[START OF Data extract]
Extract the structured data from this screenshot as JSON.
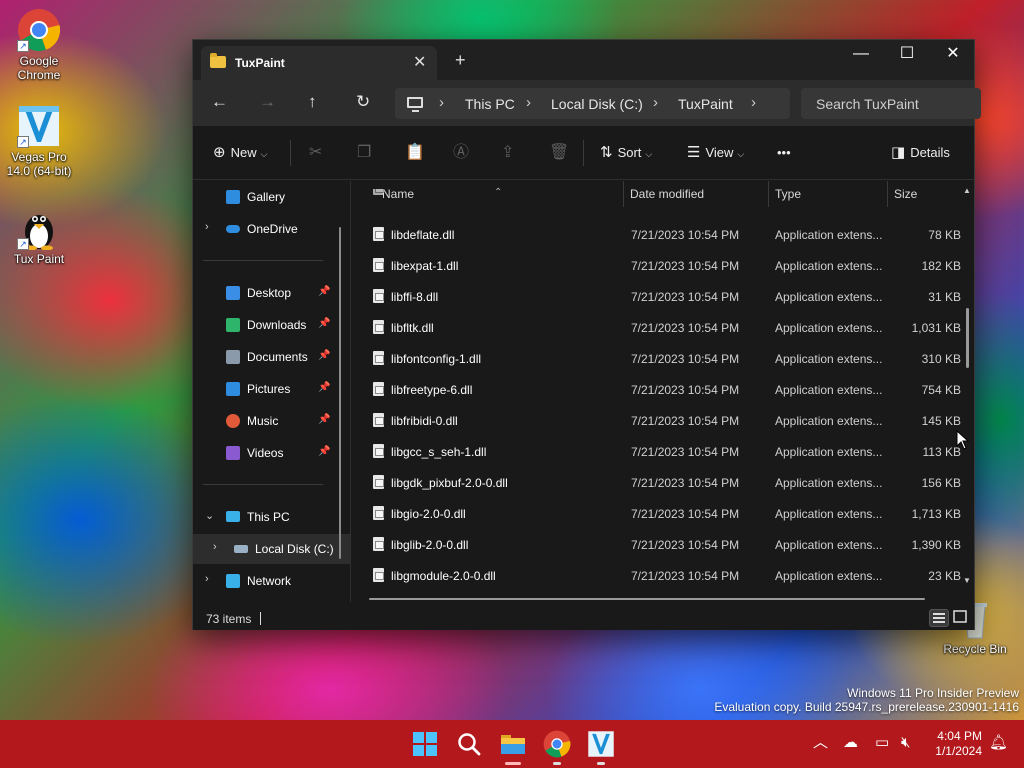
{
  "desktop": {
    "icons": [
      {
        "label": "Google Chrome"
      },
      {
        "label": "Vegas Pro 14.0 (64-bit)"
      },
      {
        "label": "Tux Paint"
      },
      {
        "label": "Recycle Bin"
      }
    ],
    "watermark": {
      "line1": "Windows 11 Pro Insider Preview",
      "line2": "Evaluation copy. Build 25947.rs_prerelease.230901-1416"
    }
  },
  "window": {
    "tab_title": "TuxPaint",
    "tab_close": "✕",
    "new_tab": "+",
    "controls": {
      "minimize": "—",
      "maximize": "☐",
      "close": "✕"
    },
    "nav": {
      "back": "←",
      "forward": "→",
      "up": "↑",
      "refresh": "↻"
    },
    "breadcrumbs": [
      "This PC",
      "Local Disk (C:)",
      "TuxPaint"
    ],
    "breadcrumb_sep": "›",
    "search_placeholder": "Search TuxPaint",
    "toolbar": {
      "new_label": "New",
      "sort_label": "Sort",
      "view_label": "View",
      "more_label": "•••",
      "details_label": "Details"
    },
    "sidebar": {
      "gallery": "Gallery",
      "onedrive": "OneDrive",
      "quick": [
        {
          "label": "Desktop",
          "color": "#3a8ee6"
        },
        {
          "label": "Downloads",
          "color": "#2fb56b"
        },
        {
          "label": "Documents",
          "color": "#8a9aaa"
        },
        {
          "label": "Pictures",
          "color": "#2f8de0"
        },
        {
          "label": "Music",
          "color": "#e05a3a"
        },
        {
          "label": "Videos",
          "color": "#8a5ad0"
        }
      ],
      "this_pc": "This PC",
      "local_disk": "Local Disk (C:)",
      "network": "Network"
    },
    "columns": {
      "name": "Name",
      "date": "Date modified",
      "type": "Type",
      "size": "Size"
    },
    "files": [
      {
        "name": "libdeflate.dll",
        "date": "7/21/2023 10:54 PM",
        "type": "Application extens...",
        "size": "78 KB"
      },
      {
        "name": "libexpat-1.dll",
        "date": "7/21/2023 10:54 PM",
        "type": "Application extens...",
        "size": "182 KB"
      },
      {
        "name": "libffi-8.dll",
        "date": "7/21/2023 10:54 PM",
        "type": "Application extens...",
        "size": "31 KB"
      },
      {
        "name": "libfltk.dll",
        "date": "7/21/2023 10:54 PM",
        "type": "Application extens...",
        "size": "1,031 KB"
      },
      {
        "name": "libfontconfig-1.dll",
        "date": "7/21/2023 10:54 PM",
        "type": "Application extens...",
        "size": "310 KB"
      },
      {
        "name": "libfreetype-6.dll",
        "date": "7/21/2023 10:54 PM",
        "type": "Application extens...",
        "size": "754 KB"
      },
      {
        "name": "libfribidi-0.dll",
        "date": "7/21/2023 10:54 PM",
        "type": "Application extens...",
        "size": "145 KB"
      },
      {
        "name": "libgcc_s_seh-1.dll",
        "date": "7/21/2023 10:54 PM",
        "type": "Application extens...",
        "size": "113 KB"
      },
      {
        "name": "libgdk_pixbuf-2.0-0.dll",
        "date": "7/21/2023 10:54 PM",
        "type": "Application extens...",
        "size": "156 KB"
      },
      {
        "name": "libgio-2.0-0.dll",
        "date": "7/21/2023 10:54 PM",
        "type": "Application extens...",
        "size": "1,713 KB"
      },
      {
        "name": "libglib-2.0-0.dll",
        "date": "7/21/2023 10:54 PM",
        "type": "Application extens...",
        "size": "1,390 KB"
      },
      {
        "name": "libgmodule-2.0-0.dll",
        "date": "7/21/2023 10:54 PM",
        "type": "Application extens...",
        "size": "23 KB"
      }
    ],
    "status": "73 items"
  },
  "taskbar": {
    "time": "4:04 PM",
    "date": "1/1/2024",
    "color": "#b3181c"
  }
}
[END OF Data extract]
Check each line above for the word "color" and copy the ones that have it.

          "color": "#3a8ee6"
          "color": "#2fb56b"
          "color": "#8a9aaa"
          "color": "#2f8de0"
          "color": "#e05a3a"
          "color": "#8a5ad0"
    "color": "#b3181c"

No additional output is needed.